# [WHAT IS NEEDED]
With pictures omitted, copy exactly the lines from the one containing "Give me the" through the end of the records below.

---

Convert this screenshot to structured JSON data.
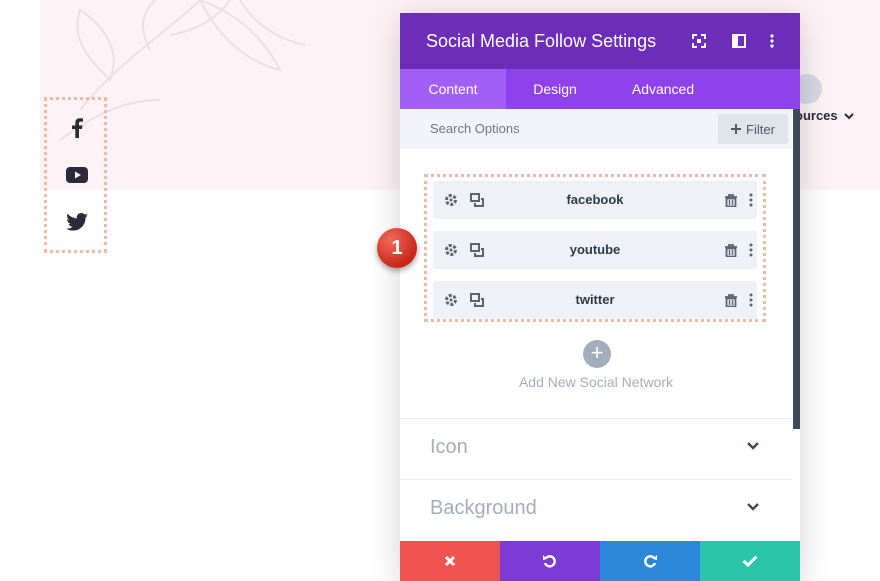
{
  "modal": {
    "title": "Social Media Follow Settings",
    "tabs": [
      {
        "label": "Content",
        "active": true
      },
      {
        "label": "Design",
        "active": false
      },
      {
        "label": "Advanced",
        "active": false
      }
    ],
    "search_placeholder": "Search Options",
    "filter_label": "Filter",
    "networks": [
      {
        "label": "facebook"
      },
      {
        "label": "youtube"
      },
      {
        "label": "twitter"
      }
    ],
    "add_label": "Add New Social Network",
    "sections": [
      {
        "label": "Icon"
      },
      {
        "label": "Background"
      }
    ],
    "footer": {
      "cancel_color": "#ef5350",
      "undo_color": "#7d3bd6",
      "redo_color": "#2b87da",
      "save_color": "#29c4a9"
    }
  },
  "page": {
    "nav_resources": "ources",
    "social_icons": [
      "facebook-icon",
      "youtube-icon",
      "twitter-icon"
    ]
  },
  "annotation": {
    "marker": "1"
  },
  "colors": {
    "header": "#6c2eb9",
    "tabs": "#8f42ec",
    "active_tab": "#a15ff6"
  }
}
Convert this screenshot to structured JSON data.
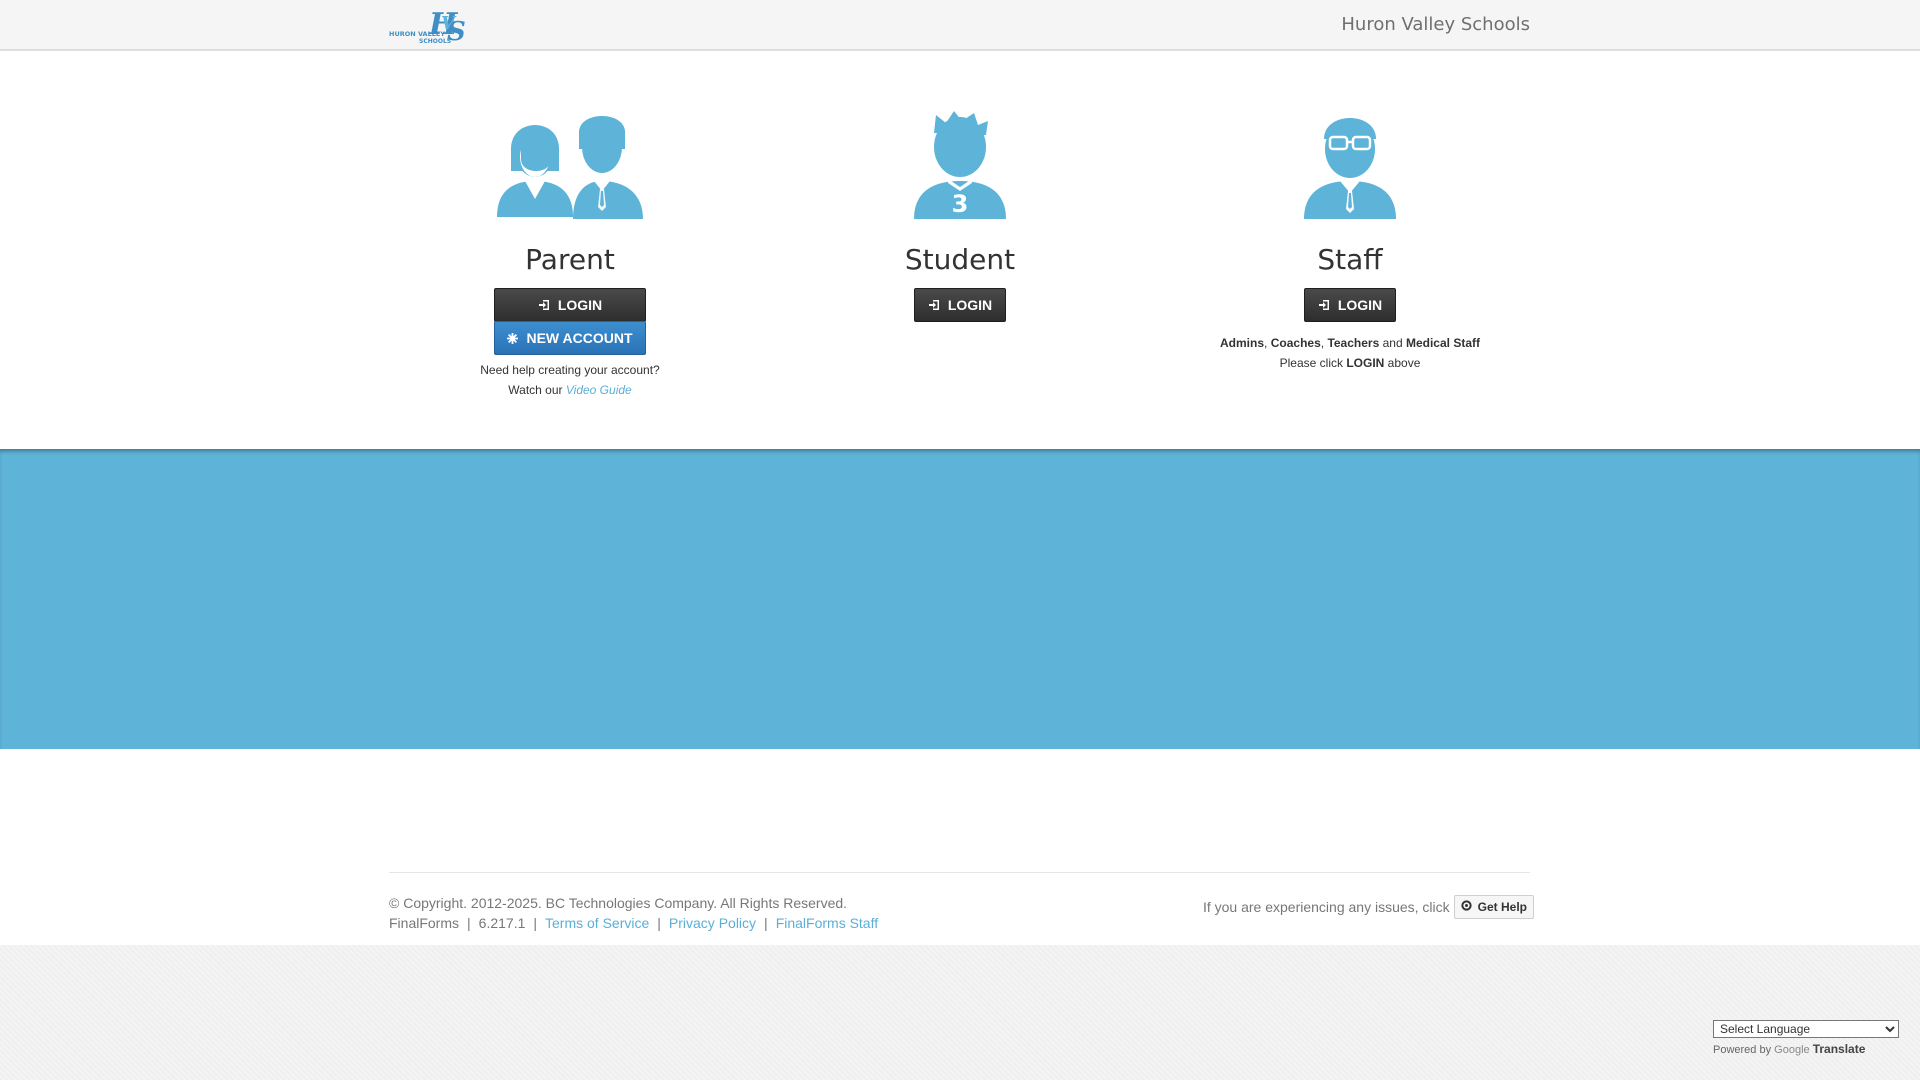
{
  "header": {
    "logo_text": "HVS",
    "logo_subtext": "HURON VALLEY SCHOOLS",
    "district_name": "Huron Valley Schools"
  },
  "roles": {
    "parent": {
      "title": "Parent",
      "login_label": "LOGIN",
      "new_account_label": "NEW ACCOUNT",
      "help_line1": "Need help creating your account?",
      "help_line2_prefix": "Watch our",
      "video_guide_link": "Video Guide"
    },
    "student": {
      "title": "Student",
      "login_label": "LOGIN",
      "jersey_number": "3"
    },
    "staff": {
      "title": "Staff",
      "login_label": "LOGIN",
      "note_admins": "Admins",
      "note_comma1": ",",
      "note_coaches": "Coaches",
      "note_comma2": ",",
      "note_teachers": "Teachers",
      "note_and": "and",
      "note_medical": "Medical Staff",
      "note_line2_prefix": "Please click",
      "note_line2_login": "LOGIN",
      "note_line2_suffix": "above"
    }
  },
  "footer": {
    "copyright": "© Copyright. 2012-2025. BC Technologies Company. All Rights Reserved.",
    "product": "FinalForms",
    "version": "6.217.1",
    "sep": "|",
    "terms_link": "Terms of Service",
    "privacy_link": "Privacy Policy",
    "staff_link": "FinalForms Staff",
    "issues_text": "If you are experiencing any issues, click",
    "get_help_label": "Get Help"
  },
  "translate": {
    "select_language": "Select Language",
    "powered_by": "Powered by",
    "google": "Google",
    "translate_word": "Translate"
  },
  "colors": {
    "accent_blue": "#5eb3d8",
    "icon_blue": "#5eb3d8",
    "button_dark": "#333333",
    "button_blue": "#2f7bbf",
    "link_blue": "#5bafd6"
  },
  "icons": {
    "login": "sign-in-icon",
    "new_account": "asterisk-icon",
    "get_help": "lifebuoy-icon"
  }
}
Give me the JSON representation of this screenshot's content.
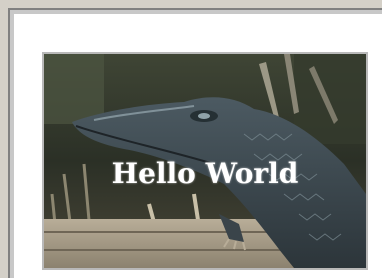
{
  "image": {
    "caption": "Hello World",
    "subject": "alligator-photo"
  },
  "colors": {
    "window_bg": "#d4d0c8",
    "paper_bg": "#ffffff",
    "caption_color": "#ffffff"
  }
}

---

# [THE RESPONSE]
Give me the JSON representation of this screenshot's content.
{
  "image": {
    "caption": "Hello World",
    "subject": "alligator-photo"
  },
  "colors": {
    "window_bg": "#d4d0c8",
    "paper_bg": "#ffffff",
    "caption_color": "#ffffff"
  }
}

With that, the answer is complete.